Figure record listings:
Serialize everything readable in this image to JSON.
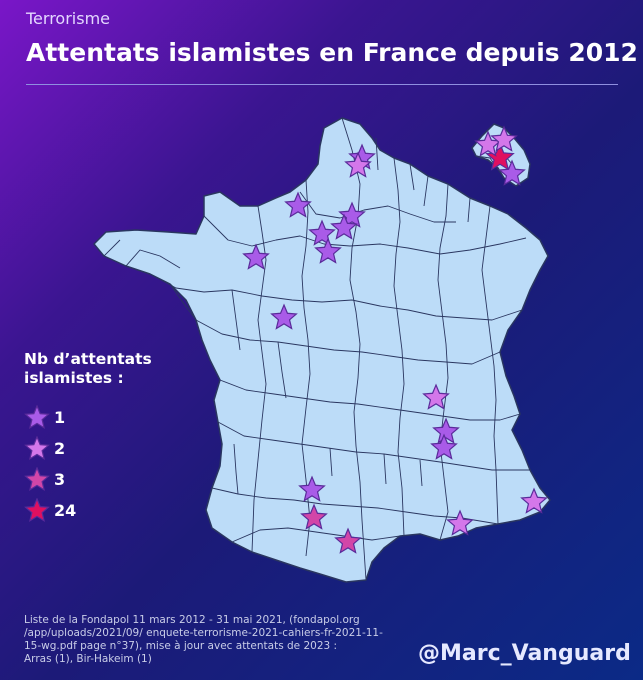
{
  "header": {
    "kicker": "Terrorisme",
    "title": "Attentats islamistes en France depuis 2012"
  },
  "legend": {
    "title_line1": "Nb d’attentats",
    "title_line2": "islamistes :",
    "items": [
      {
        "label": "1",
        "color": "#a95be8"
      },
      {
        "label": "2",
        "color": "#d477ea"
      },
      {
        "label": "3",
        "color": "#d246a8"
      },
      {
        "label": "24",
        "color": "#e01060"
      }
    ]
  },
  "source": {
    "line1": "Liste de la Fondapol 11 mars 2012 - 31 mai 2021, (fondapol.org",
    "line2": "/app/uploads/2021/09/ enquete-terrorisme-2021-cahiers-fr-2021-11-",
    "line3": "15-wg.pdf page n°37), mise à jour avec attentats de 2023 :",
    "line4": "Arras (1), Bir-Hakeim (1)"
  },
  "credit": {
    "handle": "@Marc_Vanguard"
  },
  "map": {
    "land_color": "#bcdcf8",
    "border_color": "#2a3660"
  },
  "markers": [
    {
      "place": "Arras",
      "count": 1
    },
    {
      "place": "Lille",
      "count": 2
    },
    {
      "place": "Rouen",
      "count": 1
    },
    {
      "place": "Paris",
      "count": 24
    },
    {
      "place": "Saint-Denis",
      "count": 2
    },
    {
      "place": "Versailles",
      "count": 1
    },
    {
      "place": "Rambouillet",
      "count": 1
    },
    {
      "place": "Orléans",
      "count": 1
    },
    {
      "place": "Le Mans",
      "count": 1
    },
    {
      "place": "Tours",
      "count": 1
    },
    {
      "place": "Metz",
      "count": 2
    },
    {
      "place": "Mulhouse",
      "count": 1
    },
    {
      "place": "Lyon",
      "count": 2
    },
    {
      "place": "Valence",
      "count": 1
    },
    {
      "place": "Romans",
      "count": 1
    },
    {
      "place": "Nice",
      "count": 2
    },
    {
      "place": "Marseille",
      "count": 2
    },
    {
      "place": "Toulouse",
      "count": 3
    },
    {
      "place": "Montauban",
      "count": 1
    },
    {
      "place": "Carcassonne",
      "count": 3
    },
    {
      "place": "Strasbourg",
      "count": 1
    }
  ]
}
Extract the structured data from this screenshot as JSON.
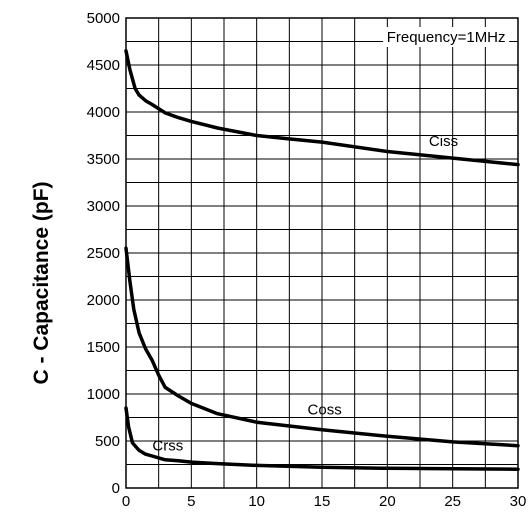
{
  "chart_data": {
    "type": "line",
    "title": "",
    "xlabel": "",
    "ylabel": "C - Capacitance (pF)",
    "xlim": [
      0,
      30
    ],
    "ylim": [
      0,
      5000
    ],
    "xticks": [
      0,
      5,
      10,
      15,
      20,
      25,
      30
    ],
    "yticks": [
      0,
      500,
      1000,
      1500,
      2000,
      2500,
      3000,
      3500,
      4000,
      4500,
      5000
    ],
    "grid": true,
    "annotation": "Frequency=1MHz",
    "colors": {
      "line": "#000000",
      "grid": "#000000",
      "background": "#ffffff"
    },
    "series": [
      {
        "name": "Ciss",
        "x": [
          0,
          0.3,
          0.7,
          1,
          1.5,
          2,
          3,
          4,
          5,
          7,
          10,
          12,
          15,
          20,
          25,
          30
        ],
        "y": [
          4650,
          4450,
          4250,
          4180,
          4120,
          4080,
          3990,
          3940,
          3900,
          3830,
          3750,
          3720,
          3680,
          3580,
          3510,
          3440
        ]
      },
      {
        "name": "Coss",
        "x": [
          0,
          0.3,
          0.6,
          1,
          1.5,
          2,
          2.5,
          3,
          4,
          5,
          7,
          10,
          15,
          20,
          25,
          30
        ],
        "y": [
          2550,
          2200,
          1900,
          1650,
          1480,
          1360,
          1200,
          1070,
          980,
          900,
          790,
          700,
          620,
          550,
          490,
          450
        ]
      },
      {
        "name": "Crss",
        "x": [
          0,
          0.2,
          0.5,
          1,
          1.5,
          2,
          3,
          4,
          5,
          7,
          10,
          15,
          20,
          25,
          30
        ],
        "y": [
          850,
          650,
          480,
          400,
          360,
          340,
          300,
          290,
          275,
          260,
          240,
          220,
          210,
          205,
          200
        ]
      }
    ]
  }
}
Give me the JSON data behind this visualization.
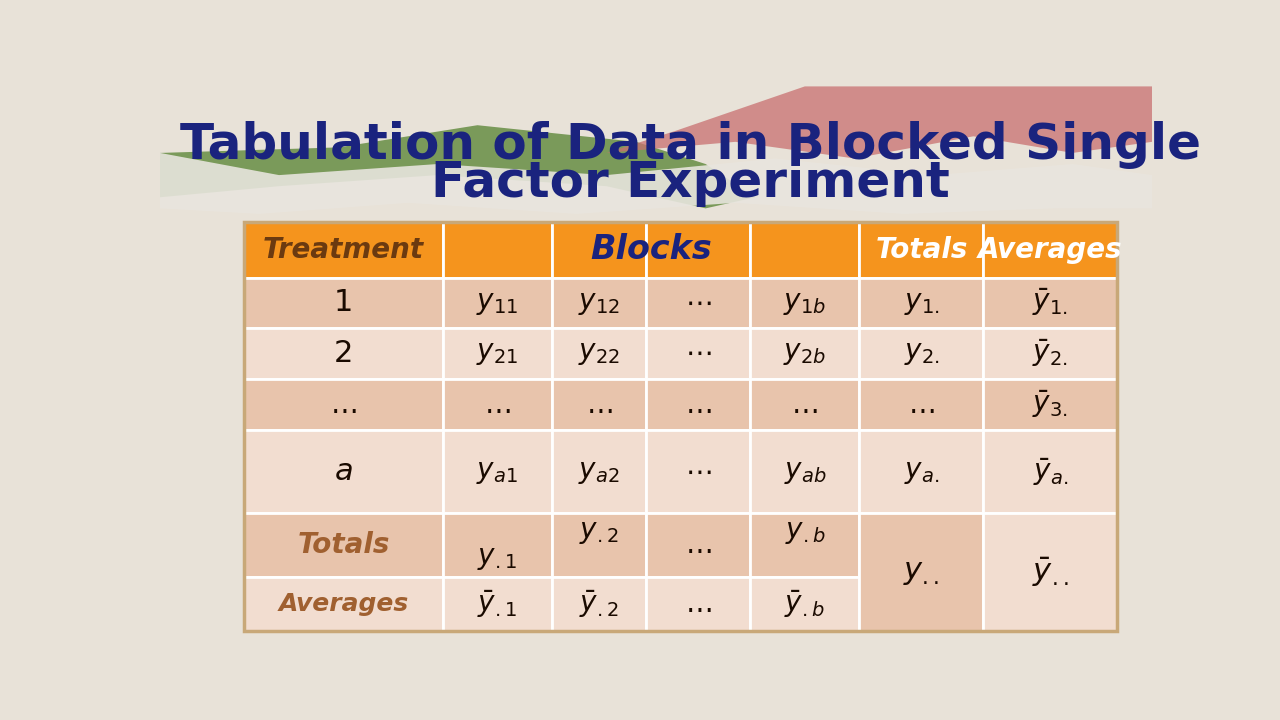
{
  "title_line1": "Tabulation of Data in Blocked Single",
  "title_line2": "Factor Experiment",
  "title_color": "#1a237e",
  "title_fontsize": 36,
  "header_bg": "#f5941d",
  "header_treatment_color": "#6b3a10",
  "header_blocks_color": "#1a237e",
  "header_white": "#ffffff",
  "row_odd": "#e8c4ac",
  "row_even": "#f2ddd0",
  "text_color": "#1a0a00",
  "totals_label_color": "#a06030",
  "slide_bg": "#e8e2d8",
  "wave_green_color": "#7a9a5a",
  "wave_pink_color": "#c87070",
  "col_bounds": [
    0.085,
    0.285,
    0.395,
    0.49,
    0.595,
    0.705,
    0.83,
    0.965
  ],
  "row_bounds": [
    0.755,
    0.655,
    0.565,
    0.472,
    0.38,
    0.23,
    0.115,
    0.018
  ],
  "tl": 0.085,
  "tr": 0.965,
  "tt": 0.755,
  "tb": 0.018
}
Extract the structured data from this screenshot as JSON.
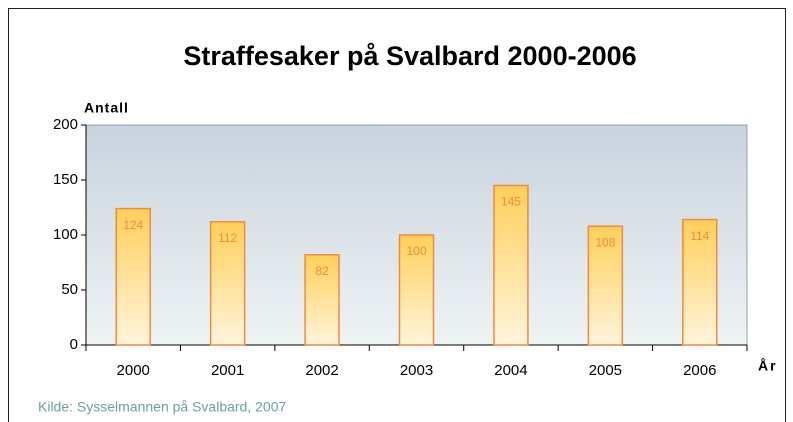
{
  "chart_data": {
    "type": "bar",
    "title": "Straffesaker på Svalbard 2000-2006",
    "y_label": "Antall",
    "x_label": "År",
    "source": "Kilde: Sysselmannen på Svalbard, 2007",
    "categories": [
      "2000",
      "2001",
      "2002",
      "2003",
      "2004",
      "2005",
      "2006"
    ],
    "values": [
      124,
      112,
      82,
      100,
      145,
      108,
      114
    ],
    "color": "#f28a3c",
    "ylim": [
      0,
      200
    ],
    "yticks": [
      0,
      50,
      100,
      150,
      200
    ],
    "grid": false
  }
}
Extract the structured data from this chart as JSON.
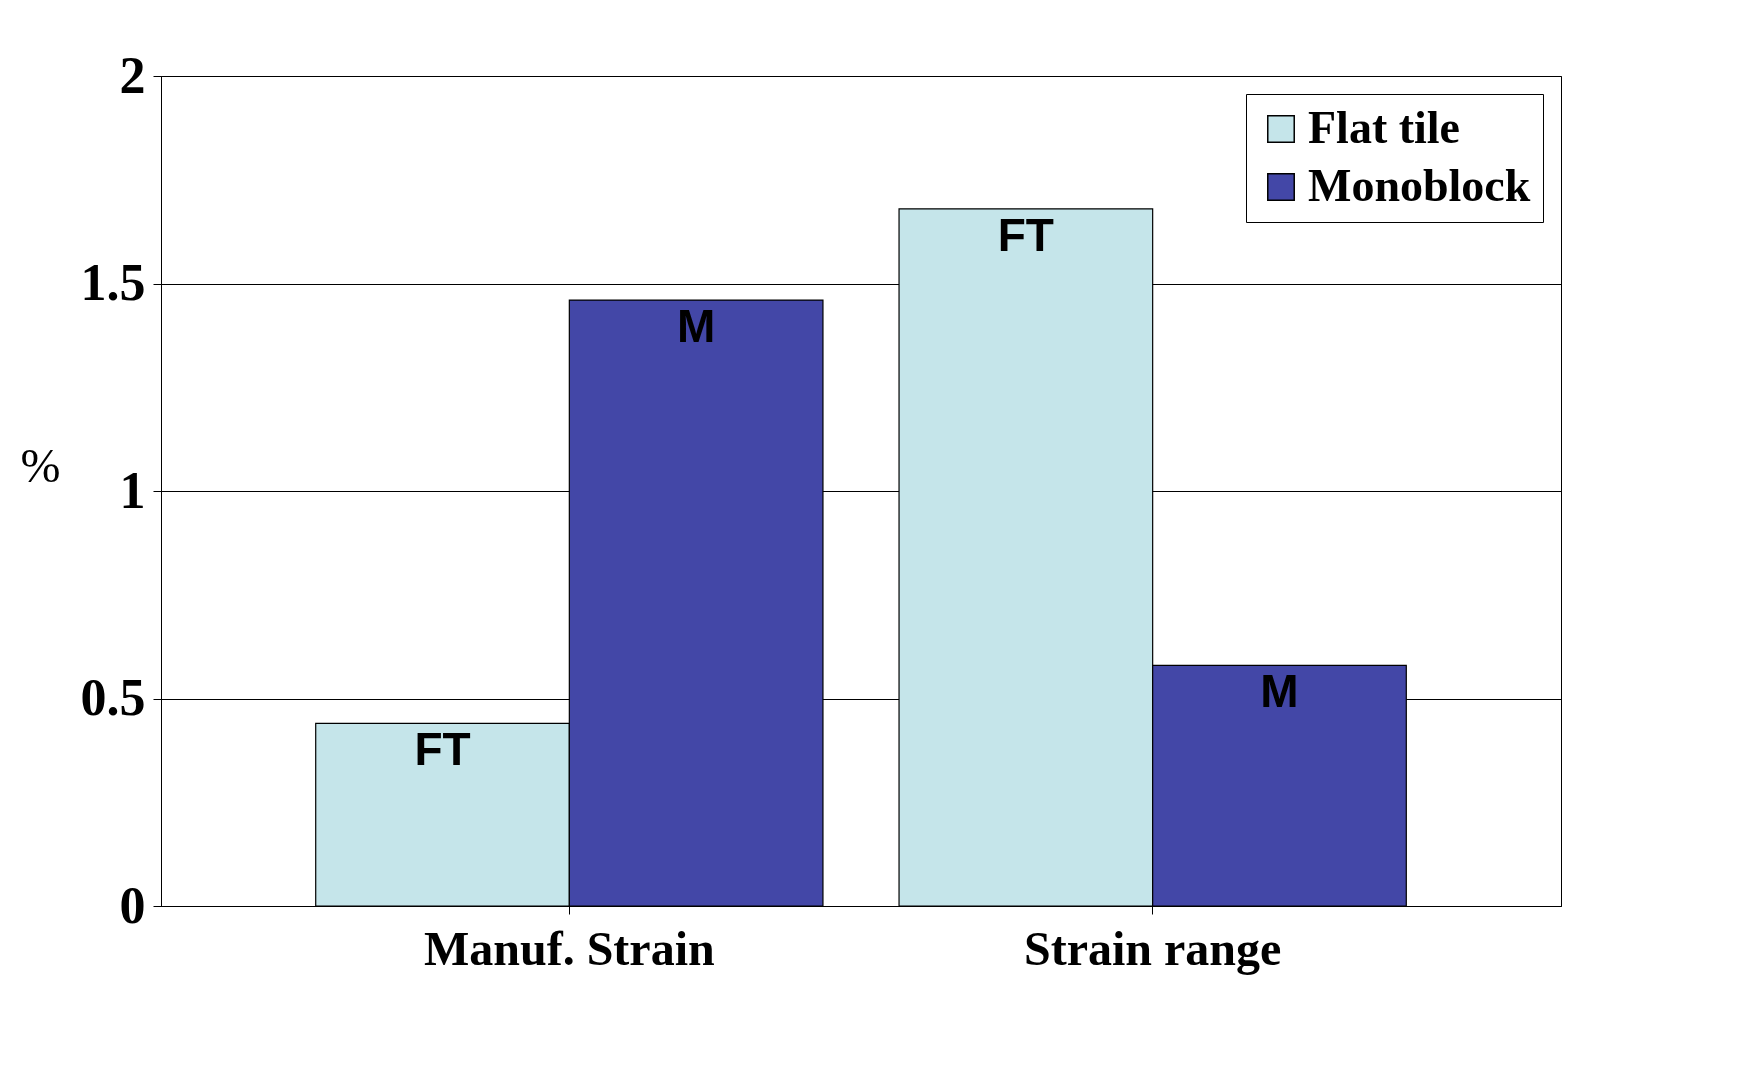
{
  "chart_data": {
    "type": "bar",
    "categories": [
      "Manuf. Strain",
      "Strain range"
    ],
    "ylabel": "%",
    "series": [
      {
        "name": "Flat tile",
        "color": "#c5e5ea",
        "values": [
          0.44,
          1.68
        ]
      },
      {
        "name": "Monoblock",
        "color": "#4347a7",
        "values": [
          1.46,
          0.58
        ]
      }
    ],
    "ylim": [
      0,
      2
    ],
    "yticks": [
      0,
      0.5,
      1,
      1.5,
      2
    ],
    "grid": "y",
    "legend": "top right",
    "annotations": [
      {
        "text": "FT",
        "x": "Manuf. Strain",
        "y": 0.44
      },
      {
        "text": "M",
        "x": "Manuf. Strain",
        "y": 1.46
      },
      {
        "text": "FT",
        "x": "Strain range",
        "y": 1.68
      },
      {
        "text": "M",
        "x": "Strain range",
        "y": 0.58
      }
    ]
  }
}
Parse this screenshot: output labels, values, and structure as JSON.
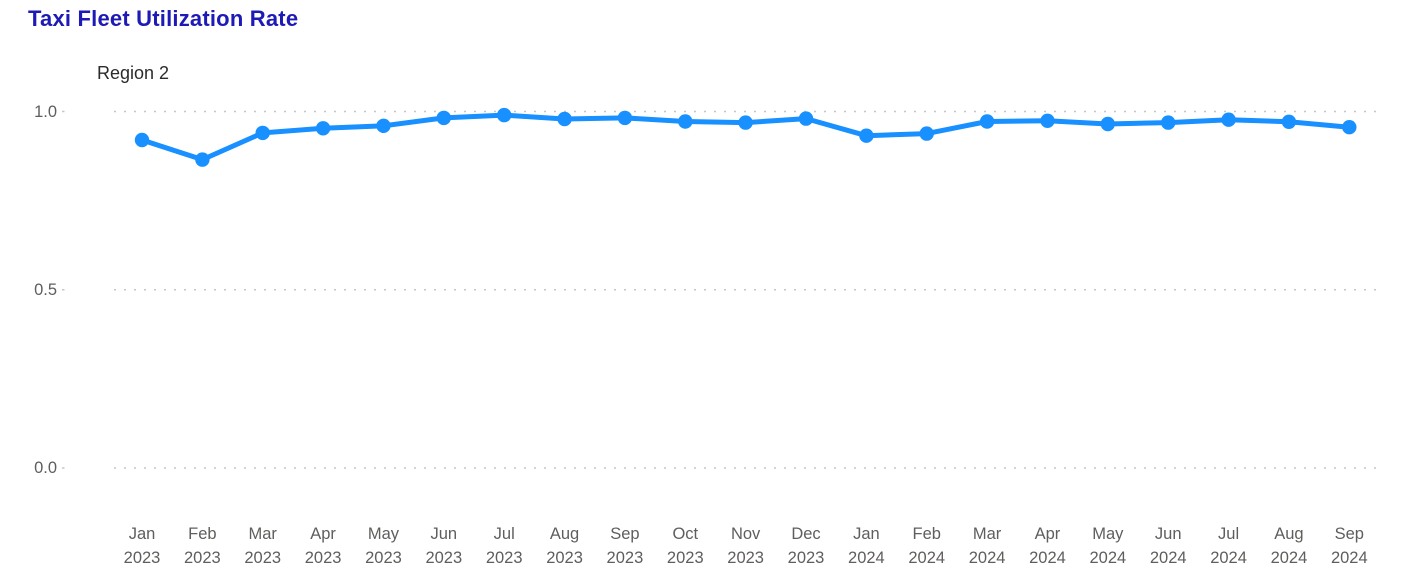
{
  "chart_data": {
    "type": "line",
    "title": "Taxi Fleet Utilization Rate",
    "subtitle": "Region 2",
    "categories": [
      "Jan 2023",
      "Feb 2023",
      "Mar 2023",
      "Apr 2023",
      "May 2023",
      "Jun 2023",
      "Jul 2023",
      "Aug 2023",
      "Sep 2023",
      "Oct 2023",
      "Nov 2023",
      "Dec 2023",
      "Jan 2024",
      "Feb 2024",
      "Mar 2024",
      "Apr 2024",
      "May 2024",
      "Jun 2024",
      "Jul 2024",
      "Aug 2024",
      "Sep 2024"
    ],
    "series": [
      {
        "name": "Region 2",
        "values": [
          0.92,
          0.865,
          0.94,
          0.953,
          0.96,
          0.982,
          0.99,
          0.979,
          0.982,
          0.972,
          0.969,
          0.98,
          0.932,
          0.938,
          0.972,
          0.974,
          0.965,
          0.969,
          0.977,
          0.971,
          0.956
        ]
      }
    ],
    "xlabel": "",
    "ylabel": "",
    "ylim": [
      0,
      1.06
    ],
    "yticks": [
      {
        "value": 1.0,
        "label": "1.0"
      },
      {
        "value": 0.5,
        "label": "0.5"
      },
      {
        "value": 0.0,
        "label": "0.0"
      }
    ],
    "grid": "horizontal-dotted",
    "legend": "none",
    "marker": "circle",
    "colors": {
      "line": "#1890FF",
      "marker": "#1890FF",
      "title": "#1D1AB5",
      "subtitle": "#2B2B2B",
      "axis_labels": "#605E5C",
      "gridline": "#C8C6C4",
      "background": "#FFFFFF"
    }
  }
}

■ **TASK OBJECTIVE**
State how many lines above contain the string "this", with no other words.

■ **EXERCISE ANSWER**
6